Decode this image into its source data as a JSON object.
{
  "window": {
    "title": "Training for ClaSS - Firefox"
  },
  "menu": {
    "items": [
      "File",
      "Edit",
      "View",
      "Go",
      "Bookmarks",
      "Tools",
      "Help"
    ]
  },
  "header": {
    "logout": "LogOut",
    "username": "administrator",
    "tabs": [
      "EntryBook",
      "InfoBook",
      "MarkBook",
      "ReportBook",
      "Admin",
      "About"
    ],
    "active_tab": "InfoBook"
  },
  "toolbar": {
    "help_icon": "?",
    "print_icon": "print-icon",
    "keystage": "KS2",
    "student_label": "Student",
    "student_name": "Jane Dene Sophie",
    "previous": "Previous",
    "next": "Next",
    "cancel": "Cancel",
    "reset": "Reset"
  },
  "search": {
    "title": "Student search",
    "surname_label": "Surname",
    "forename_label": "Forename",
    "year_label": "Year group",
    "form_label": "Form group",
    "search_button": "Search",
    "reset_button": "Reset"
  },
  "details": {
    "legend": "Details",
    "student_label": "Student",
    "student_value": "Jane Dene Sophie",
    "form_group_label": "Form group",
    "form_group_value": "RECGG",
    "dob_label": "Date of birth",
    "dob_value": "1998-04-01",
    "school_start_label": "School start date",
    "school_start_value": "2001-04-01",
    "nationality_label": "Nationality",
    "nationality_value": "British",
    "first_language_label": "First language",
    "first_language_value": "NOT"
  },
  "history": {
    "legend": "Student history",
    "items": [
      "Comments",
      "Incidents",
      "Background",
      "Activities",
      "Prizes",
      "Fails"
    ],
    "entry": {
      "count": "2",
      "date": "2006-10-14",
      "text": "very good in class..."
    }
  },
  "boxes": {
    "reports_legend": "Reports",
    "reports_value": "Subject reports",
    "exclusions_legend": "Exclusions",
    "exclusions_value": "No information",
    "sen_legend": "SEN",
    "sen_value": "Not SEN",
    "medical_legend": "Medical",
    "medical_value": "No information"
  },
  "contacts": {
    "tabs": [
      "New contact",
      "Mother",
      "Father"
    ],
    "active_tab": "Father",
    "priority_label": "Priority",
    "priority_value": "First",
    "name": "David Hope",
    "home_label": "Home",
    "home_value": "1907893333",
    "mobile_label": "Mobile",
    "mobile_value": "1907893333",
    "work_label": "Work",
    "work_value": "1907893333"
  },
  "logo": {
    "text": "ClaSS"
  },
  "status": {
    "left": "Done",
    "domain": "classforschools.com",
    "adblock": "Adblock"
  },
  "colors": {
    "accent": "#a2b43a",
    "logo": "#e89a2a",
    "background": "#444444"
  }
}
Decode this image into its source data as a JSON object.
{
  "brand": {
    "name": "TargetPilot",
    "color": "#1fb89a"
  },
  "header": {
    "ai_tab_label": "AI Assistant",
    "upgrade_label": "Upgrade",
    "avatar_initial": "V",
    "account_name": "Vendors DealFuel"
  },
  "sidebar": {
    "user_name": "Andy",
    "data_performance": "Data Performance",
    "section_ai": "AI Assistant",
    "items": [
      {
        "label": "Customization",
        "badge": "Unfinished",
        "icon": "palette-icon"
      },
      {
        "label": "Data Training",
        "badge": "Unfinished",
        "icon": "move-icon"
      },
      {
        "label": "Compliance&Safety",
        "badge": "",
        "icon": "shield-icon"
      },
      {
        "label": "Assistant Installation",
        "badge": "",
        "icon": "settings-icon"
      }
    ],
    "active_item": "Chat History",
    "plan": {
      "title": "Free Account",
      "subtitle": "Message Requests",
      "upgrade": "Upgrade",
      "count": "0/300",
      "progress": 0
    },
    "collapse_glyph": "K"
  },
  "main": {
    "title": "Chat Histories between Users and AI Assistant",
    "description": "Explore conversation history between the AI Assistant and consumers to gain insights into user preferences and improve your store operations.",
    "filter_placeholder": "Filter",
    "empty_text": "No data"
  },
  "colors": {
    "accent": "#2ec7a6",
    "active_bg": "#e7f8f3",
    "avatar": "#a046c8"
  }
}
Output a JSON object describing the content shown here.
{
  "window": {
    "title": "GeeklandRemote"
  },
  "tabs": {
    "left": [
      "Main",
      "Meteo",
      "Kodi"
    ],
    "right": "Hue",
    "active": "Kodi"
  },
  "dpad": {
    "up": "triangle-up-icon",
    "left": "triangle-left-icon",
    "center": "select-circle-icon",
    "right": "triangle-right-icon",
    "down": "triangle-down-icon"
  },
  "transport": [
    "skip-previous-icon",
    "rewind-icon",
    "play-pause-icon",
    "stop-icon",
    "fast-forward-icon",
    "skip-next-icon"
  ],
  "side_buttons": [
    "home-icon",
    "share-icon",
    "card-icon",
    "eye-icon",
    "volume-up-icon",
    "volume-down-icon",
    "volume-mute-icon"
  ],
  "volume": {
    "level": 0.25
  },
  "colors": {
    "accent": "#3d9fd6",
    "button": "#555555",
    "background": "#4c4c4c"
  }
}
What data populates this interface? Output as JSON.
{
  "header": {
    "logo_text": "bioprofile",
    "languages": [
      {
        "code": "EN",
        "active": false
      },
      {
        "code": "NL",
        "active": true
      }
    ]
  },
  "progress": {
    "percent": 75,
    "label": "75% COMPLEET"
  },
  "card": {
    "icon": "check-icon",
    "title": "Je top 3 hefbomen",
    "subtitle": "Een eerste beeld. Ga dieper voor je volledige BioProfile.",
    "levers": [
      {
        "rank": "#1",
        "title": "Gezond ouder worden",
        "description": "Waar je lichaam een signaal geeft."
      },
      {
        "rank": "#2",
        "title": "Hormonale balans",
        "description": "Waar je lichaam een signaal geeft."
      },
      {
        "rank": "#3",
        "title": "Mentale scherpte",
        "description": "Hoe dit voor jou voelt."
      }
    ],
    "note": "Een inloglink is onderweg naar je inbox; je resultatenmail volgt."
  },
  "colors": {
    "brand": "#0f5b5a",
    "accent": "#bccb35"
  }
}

# What you will do
Scan the entries above for the word "Jane" and collect each line holding it.

# Task solution
    "student_name": "Jane Dene Sophie",
    "student_value": "Jane Dene Sophie",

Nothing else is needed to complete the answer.